Data supplied
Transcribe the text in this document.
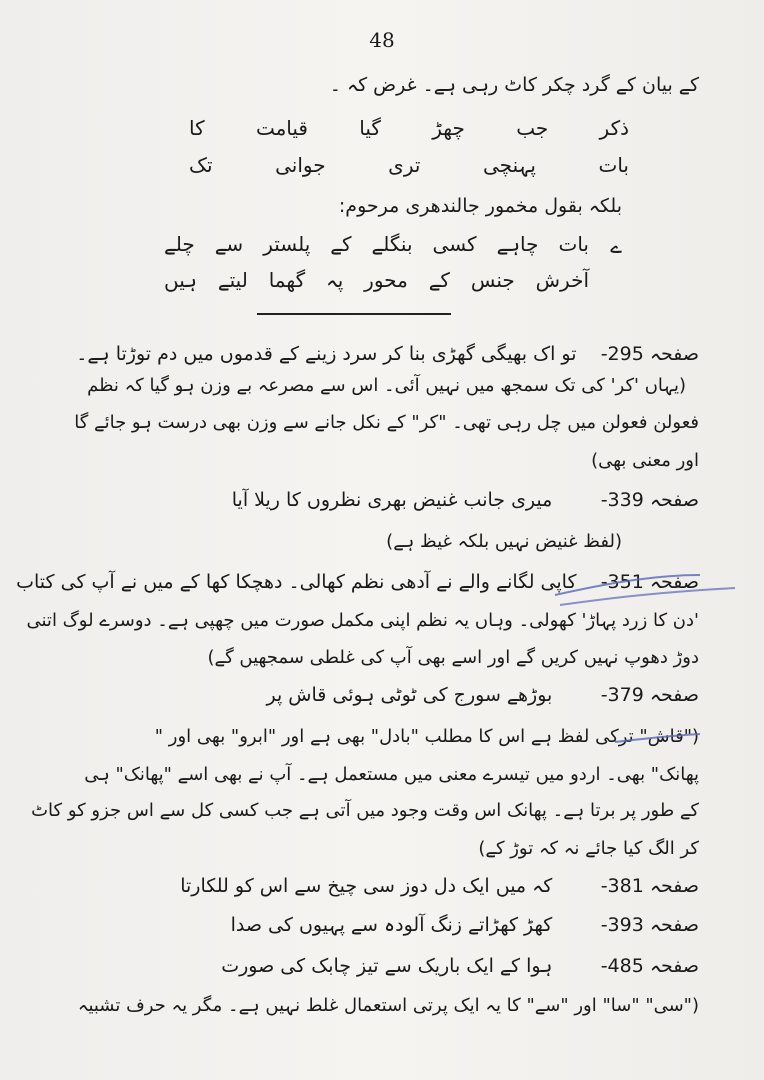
48
کے بیان کے گرد چکر کاٹ رہی ہے۔ غرض کہ ۔
ذکر
جب
چھڑ
گیا
قیامت
کا
بات
پہنچی
تری
جوانی
تک
بلکہ بقول مخمور جالندھری مرحوم:
ے
بات
چاہے
کسی
بنگلے
کے
پلستر
سے
چلے
آخرش
جنس
کے
محور
پہ
گھما
لیتے
ہیں
صفحہ 295-    تو اک بھیگی گھڑی بنا کر سرد زینے کے قدموں میں دم توڑتا ہے۔
(یہاں 'کر' کی تک سمجھ میں نہیں آئی۔ اس سے مصرعہ بے وزن ہو گیا کہ نظم
فعولن فعولن میں چل رہی تھی۔ "کر" کے نکل جانے سے وزن بھی درست ہو جائے گا
اور معنی بھی)
صفحہ 339-        میری جانب غنیض بھری نظروں کا ریلا آیا
(لفظ غنیض نہیں بلکہ غیظ ہے)
صفحہ 351-    کاپی لگانے والے نے آدھی نظم کھالی۔ دھچکا کھا کے میں نے آپ کی کتاب
'دن کا زرد پہاڑ' کھولی۔ وہاں یہ نظم اپنی مکمل صورت میں چھپی ہے۔ دوسرے لوگ اتنی
دوڑ دھوپ نہیں کریں گے اور اسے بھی آپ کی غلطی سمجھیں گے)
صفحہ 379-        بوڑھے سورج کی ٹوٹی ہوئی قاش پر
("قاش" ترکی لفظ ہے اس کا مطلب "بادل" بھی ہے اور "ابرو" بھی اور "
پھانک" بھی۔ اردو میں تیسرے معنی میں مستعمل ہے۔ آپ نے بھی اسے "پھانک" ہی
کے طور پر برتا ہے۔ پھانک اس وقت وجود میں آتی ہے جب کسی کل سے اس جزو کو کاٹ
کر الگ کیا جائے نہ کہ توڑ کے)
صفحہ 381-        کہ میں ایک دل دوز سی چیخ سے اس کو للکارتا
صفحہ 393-        کھڑ کھڑاتے زنگ آلودہ سے پہیوں کی صدا
صفحہ 485-        ہوا کے ایک باریک سے تیز چابک کی صورت
("سی" "سا" اور "سے" کا یہ ایک پرتی استعمال غلط نہیں ہے۔ مگر یہ حرف تشبیہ
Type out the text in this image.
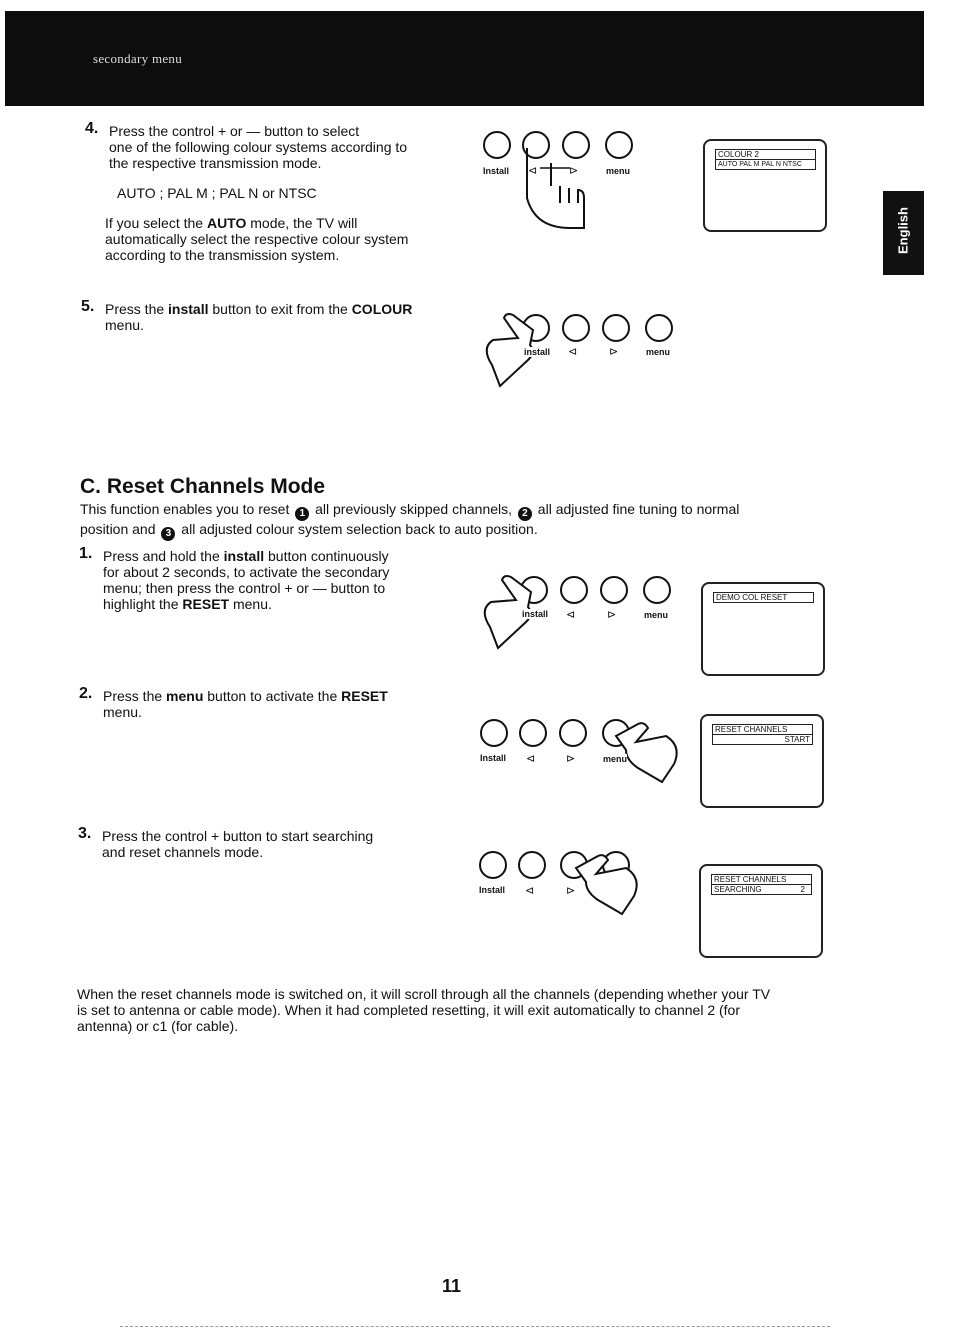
secondary menu
English
4. Press the control + or — button to select

one of the following colour systems according to

the respective transmission mode.

AUTO ; PAL M ; PAL N or NTSC

If you select the AUTO mode, the TV will

automatically select the respective colour system

according to the transmission system.

Install ⊲	⊳	menu
COLOUR 2
AUTO PAL M PAL N NTSC
5. Press the install button to exit from the COLOUR

menu.

install ⊲	⊳	menu
C. Reset Channels Mode

This function enables you to reset 1 all previously skipped channels, 2 all adjusted fine tuning to normal

position and 3 all adjusted colour system selection back to auto position.

1. Press and hold the install button continuously

for about 2 seconds, to activate the secondary

menu; then press the control + or — button to

highlight the RESET menu.

install ⊲	⊳	menu
DEMO COL RESET
2. Press the menu button to activate the RESET

menu.

Install ⊲	⊳	menu
RESET CHANNELS
START
3. Press the control + button to start searching

and reset channels mode.

Install ⊲	⊳
RESET CHANNELS
SEARCHING	2

When the reset channels mode is switched on, it will scroll through all the channels (depending whether your TV

is set to antenna or cable mode). When it had completed resetting, it will exit automatically to channel 2 (for

antenna) or c1 (for cable).

11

Exercise directions
Pick out and copy the lines of the material that include the word "antenna".

Response
is set to antenna or cable mode). When it had completed resetting, it will exit automatically to channel 2 (for
antenna) or c1 (for cable).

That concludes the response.